**DIRECTIVE**
Look for "this" in each line of the entries, and return the matching lines.

**RECORDED DATA**
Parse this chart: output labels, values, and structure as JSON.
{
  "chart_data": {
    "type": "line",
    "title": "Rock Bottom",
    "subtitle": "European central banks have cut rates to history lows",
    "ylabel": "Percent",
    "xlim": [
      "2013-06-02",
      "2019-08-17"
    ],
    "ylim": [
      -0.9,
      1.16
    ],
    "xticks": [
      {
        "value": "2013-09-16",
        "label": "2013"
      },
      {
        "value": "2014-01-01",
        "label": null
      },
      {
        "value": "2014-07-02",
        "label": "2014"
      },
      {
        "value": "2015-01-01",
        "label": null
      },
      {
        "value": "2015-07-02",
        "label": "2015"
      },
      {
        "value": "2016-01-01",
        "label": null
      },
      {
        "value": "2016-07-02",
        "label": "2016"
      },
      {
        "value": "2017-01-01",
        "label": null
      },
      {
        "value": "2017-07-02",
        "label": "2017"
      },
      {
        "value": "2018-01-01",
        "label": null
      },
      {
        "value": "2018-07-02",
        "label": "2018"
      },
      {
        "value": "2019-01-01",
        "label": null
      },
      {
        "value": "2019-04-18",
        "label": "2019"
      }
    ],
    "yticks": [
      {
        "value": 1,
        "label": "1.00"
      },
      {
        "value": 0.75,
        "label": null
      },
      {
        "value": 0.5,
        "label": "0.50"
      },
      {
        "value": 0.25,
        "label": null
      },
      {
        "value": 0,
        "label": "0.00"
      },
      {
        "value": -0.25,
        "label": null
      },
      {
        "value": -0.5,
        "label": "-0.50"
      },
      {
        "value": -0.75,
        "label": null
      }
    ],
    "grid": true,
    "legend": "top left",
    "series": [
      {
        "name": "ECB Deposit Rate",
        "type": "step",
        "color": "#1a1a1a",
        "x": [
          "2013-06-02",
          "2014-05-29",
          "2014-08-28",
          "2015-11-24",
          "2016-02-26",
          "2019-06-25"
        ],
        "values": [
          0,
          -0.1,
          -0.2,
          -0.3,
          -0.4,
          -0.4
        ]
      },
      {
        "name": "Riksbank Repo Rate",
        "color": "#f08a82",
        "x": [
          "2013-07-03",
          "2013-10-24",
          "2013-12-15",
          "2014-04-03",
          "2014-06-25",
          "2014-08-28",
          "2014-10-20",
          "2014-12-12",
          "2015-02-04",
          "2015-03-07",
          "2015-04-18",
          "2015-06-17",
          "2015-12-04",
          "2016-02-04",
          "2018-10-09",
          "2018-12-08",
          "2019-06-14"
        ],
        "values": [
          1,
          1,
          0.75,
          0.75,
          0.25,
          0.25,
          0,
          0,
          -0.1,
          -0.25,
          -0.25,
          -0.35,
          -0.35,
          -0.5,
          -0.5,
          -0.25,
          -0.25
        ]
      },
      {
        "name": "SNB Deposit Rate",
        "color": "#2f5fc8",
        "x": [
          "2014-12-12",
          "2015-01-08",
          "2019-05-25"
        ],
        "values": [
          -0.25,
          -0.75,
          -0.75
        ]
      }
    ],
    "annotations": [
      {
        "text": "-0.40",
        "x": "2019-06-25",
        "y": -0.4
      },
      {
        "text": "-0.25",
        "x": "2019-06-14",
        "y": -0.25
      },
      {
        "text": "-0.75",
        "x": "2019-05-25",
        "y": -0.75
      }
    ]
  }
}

==

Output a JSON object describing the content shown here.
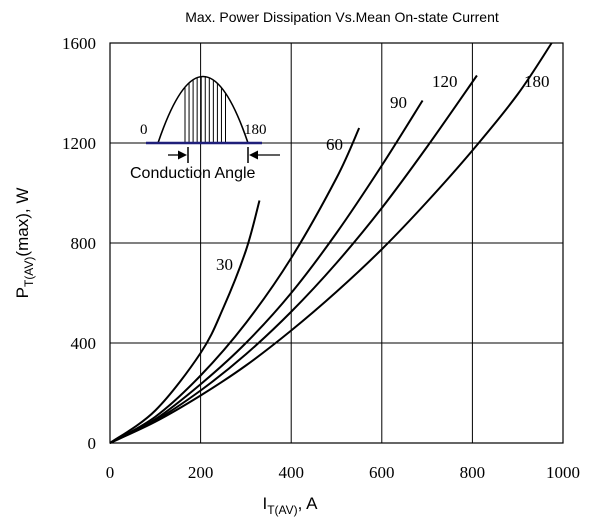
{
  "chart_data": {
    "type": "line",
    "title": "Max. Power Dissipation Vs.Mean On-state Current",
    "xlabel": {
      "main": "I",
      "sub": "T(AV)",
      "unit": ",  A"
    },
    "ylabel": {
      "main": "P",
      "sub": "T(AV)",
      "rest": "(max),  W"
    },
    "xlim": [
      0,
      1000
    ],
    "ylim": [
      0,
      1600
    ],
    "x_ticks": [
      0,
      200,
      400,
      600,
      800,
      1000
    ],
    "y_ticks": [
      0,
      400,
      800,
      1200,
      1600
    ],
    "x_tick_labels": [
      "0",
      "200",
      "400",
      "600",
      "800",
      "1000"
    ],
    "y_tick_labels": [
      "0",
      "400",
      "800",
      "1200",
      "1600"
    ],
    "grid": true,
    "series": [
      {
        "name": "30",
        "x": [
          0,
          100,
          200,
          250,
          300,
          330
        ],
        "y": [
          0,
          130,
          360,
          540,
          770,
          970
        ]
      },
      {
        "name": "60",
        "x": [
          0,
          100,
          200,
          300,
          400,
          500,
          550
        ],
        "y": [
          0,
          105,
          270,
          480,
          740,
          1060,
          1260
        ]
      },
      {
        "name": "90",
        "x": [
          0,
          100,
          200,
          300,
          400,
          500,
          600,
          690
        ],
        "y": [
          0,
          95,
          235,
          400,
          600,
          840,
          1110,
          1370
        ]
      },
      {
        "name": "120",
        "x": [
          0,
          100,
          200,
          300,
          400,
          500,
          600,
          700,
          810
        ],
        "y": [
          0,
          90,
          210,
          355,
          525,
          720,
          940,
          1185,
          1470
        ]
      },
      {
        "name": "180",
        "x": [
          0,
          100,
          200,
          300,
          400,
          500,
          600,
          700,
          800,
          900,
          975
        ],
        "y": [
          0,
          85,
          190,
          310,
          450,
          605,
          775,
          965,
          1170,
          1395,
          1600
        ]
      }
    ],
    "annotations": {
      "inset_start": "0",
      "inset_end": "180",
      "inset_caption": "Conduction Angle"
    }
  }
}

...

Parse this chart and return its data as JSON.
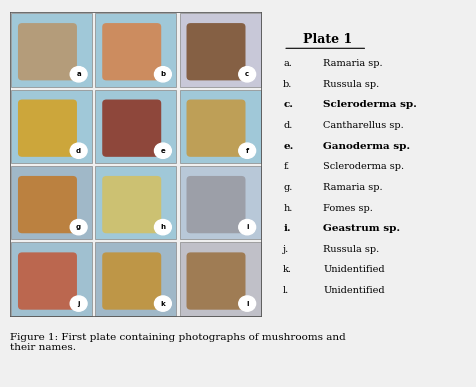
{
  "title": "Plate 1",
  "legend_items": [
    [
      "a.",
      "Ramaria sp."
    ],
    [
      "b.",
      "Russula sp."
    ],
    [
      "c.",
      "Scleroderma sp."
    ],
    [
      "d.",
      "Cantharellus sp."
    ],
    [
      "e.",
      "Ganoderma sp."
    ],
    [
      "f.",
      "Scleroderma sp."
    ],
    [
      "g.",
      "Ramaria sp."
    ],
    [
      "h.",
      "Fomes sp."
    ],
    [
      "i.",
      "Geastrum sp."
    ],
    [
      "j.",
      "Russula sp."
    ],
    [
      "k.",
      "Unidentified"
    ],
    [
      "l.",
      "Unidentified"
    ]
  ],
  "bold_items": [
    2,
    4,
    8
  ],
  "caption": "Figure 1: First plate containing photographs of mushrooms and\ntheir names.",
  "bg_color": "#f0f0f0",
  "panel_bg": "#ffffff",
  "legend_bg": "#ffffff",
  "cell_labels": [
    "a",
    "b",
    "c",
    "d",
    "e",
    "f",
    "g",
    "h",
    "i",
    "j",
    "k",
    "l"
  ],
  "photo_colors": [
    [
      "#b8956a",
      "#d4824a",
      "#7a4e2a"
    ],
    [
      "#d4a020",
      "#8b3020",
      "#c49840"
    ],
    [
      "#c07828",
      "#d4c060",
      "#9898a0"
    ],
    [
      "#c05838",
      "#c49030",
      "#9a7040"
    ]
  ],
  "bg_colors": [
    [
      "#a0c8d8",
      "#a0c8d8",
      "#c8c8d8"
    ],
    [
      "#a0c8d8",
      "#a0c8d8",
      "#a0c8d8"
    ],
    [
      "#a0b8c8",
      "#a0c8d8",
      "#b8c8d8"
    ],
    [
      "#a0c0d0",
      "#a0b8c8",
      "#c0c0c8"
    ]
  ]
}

**RIGHT ANSWER**
Parse this chart: output labels, values, and structure as JSON.
Parse this chart and return its data as JSON.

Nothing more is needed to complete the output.